En 1952 se estrenó otro Moulin
Rouge, el de John Huston, versión fílmica de la novela de Pierre La Mure,
recreación literaria de las andanzas por Montmartre del tullido
Toulouse-Lautrec. José Ferrer, en una caracterización magistral, caminaba de
rodillas para simular la talla del infeliz pintor. Un ambiente conseguidísimo,
con una iluminación y una fotografía en color que recrea fielmente los diseños
originales de Lautrec. Un drama intenso, fascinante, brillantemente rodado. Una
recuperación de aquellas figuras emblemáticas del cabaret: La Goulue, Valentín,
Jane Avril, Chocolat… Las mismas que visitan a Henri en su lecho de muerte,
derrotado por la absenta y en la fiebre delirante del alcohólico perdido.
::::
**SOLICITUDES**
1. Vuelve a escribir completo, sin cambiar nada, el texto sobre el Moulin Rouge de John Huston.
2. Localiza en el listado de abajo cada línea que contenga la cadena "swatch" y cópiala.

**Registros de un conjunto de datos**
::::
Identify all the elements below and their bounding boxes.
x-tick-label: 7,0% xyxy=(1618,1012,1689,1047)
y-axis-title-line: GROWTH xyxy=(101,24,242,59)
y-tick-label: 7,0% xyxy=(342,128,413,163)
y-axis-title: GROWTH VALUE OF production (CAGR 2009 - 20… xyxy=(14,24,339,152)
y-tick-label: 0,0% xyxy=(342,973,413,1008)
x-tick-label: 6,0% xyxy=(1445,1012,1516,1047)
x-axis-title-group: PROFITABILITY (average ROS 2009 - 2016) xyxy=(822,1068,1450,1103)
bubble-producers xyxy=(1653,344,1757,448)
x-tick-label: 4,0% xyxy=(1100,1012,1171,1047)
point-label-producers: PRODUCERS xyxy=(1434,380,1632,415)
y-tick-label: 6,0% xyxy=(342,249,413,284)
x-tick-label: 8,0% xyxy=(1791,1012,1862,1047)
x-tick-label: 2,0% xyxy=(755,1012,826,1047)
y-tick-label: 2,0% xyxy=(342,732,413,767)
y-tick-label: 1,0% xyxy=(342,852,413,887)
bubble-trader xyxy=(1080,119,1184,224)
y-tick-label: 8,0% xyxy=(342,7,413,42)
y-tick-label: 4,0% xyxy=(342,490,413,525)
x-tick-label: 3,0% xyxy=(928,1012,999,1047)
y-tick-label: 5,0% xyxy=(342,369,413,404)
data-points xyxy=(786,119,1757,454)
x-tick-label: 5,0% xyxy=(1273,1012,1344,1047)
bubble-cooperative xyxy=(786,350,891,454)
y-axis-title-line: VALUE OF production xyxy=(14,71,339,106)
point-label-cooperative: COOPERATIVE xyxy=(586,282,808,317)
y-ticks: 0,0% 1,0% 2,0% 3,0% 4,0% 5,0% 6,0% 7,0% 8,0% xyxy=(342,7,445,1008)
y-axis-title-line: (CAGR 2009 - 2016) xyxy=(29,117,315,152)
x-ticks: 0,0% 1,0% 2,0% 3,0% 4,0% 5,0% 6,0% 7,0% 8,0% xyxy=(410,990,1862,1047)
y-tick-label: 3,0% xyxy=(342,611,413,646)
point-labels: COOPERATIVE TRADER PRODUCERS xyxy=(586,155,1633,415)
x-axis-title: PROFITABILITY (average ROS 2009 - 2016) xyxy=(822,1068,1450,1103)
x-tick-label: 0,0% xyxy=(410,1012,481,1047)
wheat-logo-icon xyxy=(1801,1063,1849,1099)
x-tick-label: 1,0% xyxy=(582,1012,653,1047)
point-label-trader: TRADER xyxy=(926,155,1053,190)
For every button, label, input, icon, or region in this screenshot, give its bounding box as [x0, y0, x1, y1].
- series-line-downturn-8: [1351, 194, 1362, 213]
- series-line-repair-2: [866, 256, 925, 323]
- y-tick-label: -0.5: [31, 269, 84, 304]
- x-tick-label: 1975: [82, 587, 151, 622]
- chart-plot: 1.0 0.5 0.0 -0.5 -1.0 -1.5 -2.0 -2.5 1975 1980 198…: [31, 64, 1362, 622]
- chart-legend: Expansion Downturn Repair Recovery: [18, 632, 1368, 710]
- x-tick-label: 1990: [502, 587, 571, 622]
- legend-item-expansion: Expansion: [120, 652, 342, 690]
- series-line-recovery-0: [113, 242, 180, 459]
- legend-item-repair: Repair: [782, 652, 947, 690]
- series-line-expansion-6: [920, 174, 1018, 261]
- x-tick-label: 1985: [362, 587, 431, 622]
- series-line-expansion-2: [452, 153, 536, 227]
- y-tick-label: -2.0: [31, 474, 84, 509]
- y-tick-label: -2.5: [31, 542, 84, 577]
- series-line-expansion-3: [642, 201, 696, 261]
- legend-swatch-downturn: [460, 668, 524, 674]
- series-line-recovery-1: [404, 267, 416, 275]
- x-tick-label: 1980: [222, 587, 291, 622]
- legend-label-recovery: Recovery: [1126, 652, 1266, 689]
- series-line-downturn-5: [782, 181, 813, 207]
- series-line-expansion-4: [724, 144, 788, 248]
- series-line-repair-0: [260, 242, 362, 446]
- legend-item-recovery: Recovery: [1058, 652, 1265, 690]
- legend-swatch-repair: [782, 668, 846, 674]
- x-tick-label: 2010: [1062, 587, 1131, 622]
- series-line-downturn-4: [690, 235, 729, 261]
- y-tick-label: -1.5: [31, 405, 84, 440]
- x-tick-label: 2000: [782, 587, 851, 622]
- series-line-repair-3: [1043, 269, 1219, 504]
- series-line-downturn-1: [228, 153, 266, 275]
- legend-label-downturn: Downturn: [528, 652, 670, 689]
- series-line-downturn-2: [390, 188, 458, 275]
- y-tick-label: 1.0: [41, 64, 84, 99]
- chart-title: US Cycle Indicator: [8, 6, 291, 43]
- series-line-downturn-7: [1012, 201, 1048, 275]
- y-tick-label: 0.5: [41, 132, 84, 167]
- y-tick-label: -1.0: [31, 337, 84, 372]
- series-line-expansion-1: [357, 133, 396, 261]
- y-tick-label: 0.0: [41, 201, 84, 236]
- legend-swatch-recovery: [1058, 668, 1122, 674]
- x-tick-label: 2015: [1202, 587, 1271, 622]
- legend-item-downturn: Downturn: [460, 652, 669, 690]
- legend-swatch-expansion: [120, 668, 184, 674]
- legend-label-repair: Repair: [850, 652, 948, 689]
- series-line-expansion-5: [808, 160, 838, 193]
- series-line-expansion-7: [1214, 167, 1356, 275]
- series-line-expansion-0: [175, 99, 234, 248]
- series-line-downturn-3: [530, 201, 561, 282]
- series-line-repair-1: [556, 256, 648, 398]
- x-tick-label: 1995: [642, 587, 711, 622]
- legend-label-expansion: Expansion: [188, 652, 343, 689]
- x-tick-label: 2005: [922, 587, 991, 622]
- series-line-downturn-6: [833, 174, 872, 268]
::::
**RESPUESTAS COMPLETAS**
1.
En 1952 se estrenó otro Moulin
Rouge, el de John Huston, versión fílmica de la novela de Pierre La Mure,
recreación literaria de las andanzas por Montmartre del tullido
Toulouse-Lautrec. José Ferrer, en una caracterización magistral, caminaba de
rodillas para simular la talla del infeliz pintor. Un ambiente conseguidísimo,
con una iluminación y una fotografía en color que recrea fielmente los diseños
originales de Lautrec. Un drama intenso, fascinante, brillantemente rodado. Una
recuperación de aquellas figuras emblemáticas del cabaret: La Goulue, Valentín,
Jane Avril, Chocolat… Las mismas que visitan a Henri en su lecho de muerte,
derrotado por la absenta y en la fiebre delirante del alcohólico perdido.

2.
- legend-swatch-downturn: [460, 668, 524, 674]
- legend-swatch-repair: [782, 668, 846, 674]
- legend-swatch-recovery: [1058, 668, 1122, 674]
- legend-swatch-expansion: [120, 668, 184, 674]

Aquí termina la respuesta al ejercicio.